## Problem to solve
Take every line from the listing below that contains "right".

>> BEGIN Records provided

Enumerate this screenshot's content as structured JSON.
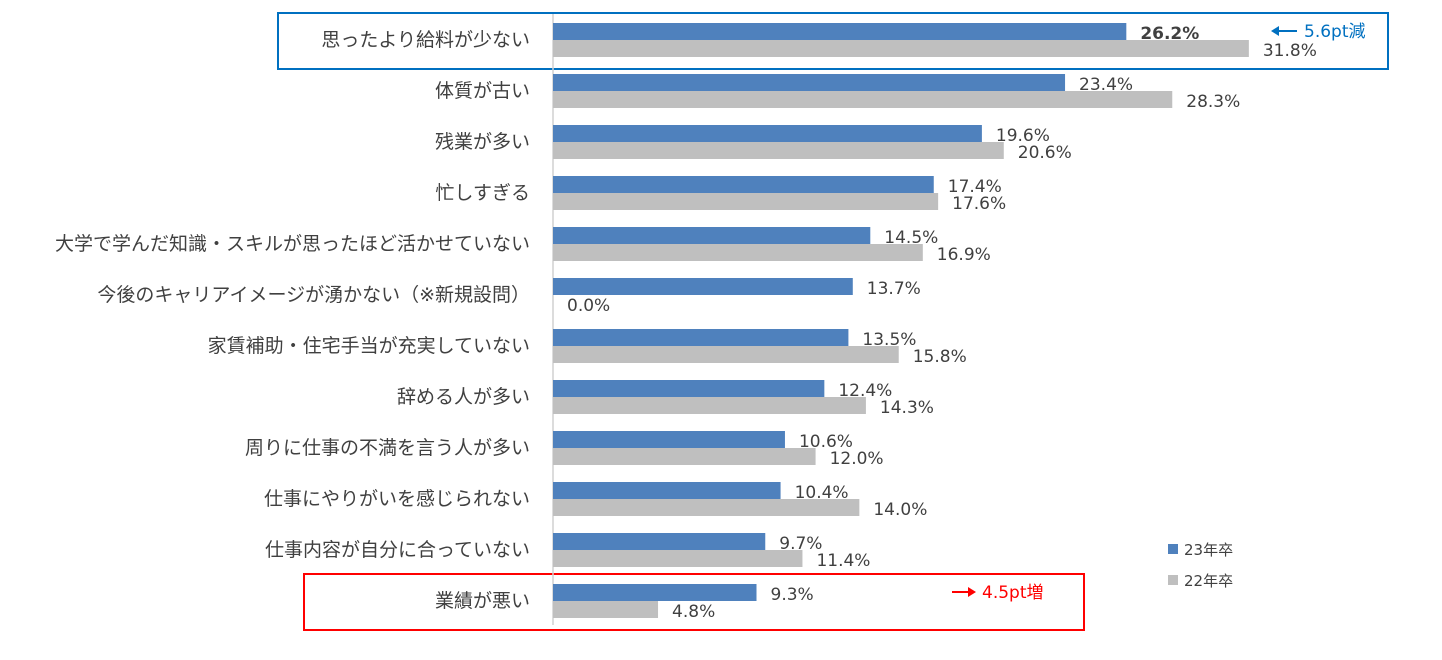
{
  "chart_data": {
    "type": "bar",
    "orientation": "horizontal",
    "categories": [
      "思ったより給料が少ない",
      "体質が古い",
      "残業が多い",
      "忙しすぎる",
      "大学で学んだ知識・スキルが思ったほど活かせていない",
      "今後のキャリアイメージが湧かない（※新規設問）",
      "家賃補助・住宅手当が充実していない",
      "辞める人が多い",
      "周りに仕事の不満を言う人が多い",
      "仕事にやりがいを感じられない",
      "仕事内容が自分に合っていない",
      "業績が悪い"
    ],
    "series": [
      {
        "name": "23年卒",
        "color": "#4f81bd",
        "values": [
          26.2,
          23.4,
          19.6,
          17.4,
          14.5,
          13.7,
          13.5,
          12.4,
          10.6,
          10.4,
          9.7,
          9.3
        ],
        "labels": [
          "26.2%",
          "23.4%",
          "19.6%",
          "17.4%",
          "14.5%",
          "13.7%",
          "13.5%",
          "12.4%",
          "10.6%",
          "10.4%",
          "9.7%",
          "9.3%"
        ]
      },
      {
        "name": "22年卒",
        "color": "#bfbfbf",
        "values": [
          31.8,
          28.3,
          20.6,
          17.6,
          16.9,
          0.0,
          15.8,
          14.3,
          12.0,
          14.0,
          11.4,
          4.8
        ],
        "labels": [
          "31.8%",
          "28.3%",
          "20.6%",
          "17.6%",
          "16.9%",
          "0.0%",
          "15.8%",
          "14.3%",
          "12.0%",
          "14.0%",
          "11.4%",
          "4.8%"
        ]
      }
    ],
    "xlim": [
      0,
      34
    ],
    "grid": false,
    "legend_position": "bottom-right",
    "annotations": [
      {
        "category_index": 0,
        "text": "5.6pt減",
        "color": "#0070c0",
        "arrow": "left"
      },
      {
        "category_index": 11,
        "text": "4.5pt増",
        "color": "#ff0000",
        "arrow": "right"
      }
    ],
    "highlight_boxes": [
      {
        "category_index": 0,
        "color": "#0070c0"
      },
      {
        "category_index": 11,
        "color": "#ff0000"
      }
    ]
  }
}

>> END Records provided
>> BEGIN Records provided

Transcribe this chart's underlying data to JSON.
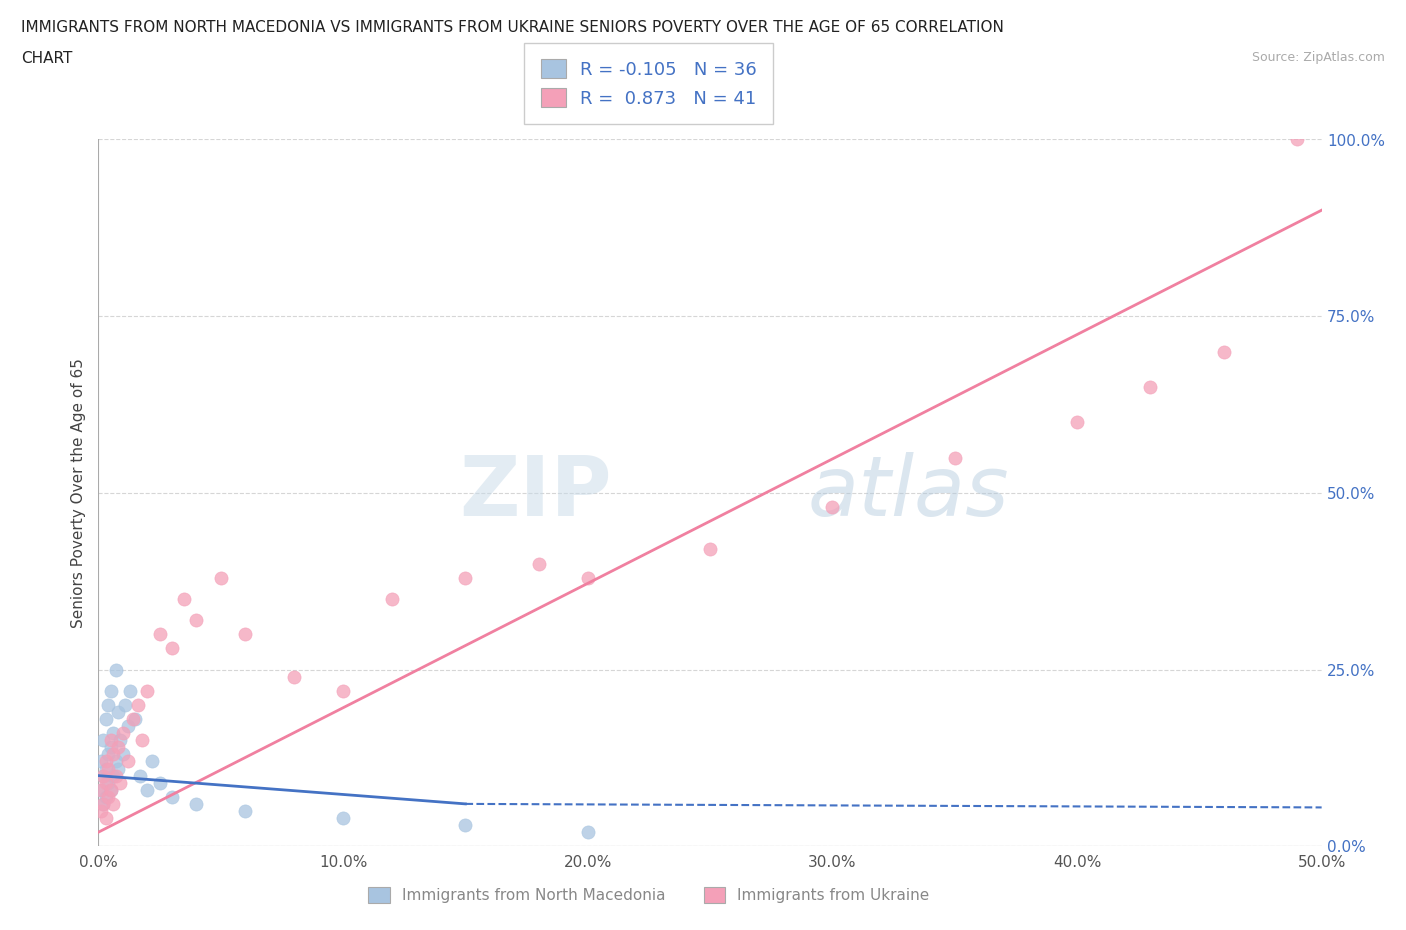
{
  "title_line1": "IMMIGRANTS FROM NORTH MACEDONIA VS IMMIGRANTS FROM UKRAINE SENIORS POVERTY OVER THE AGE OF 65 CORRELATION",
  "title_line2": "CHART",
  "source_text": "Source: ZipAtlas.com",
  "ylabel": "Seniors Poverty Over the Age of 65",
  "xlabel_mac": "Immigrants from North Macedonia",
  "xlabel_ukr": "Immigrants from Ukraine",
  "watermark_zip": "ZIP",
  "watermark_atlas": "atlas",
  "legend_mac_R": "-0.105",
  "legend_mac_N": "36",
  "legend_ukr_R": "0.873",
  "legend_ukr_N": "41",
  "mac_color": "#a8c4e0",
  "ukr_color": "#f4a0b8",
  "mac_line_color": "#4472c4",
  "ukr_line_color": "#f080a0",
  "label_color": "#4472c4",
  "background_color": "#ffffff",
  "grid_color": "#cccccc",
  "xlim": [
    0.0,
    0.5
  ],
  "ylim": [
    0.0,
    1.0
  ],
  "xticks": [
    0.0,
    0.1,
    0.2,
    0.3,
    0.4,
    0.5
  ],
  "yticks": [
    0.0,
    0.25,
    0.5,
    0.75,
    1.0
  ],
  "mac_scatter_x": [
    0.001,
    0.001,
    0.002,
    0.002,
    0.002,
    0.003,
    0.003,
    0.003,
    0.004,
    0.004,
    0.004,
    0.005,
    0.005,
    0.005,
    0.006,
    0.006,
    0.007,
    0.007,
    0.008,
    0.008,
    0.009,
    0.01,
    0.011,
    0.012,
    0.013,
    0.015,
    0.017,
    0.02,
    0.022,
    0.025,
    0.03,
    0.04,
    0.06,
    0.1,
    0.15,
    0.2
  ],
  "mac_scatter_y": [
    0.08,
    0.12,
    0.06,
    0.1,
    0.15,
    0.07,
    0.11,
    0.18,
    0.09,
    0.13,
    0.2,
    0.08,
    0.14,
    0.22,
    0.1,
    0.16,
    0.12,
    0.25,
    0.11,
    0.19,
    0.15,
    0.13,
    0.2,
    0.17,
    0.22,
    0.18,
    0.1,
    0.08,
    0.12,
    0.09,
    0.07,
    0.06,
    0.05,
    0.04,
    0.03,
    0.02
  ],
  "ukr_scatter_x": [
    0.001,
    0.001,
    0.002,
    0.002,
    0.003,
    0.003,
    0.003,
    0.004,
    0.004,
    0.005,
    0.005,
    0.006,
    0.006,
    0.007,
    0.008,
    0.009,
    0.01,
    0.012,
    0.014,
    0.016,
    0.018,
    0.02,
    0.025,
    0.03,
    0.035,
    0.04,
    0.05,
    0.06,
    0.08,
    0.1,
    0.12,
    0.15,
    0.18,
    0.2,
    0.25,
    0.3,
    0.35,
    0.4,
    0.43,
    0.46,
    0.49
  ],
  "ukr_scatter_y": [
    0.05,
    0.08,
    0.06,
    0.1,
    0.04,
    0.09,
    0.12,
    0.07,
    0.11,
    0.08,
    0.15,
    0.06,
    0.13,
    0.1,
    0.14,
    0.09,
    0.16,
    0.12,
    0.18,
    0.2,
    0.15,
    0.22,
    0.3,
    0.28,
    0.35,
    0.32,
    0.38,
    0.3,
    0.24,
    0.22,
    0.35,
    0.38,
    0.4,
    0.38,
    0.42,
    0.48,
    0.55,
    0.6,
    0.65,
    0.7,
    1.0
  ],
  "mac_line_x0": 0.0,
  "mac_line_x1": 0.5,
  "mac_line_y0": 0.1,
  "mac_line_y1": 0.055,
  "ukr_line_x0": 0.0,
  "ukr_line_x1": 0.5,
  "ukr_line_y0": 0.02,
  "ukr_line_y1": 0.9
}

>> END Records provided

## Solution below
    "legend_position": "bottom-right",
        "arrow": "right"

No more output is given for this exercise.